- **WORK ITEM**
A single number is wanted: how many lines of the data include the string "Alignments".

- **TASK MATERIAL**
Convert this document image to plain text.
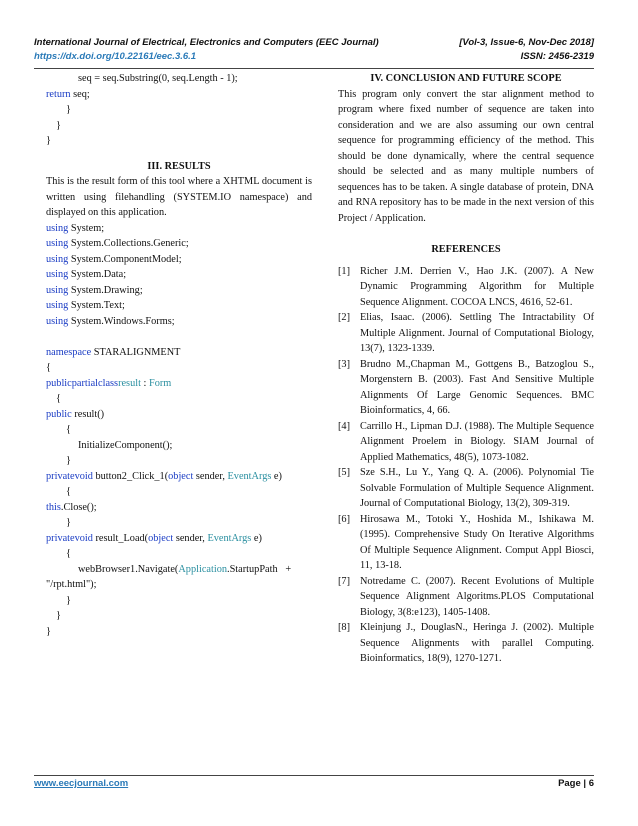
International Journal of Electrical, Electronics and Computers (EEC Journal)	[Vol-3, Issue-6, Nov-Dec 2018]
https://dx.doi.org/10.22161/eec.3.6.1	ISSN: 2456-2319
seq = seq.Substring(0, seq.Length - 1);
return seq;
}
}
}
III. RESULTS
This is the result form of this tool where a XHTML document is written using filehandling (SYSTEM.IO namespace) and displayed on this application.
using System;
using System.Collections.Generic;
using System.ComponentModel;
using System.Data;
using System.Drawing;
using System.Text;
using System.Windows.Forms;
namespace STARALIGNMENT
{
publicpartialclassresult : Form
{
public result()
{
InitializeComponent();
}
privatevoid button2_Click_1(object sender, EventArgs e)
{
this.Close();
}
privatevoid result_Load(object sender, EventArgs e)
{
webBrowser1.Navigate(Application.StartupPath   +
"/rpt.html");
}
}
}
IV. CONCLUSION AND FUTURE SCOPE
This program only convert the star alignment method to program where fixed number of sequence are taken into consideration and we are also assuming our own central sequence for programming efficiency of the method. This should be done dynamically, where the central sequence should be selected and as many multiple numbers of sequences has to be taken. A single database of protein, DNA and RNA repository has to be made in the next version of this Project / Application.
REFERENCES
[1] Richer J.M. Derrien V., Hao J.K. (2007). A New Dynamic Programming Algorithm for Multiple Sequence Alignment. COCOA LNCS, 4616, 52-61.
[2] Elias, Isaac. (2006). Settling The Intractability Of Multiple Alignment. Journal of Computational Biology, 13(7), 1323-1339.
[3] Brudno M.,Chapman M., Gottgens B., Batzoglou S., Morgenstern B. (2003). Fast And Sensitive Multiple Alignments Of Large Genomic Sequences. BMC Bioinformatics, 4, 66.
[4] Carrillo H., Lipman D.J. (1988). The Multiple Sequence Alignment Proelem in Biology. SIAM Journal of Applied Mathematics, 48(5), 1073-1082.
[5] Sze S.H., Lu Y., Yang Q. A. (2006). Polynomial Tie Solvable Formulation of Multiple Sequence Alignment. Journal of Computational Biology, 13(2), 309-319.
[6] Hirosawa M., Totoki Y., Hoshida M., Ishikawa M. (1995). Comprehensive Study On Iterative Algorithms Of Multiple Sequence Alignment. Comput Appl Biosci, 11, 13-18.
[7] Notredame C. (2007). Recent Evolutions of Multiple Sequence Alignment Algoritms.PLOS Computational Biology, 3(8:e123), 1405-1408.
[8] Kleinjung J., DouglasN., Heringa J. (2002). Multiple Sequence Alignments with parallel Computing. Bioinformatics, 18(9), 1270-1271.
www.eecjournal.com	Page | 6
--
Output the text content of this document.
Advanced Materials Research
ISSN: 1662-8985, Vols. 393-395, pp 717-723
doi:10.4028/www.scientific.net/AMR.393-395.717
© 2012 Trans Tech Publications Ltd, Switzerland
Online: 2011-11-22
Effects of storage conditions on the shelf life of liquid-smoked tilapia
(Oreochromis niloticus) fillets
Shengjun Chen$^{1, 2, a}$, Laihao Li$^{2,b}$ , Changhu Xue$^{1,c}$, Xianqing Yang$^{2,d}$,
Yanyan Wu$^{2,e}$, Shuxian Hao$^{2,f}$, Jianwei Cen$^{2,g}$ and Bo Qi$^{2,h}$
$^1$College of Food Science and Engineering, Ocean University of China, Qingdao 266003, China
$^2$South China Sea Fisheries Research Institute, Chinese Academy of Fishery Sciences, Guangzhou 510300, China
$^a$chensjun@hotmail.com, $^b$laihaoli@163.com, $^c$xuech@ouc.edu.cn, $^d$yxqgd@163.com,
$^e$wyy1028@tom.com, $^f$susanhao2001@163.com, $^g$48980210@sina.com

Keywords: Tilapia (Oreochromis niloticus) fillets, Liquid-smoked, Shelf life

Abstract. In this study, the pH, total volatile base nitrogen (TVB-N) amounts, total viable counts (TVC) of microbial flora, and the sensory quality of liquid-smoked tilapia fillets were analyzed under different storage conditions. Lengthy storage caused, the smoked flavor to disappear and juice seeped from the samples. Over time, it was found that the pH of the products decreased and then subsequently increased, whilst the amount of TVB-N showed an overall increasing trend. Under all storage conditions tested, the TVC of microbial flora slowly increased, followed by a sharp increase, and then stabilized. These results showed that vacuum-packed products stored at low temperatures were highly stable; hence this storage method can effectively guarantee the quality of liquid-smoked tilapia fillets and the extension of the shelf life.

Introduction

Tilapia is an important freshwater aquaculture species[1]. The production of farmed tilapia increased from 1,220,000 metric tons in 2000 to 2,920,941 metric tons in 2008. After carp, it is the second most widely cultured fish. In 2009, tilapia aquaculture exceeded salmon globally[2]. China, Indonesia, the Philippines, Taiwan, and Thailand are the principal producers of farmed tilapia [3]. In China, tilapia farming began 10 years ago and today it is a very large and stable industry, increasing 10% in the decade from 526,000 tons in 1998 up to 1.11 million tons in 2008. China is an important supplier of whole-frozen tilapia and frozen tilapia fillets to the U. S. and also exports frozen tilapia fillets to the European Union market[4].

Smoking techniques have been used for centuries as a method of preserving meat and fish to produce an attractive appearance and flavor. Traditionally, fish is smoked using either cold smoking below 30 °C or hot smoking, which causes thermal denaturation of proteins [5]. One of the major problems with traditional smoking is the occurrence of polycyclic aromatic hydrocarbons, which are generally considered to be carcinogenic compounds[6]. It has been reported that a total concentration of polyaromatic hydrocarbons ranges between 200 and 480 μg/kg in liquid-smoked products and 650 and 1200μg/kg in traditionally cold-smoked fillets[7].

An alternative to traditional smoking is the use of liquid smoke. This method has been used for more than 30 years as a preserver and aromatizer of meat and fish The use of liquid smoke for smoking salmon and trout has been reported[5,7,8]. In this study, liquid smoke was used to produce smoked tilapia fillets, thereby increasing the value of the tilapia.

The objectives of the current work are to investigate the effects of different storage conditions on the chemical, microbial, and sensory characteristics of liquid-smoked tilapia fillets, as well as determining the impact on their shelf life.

- **YOUR SOLUTION**
2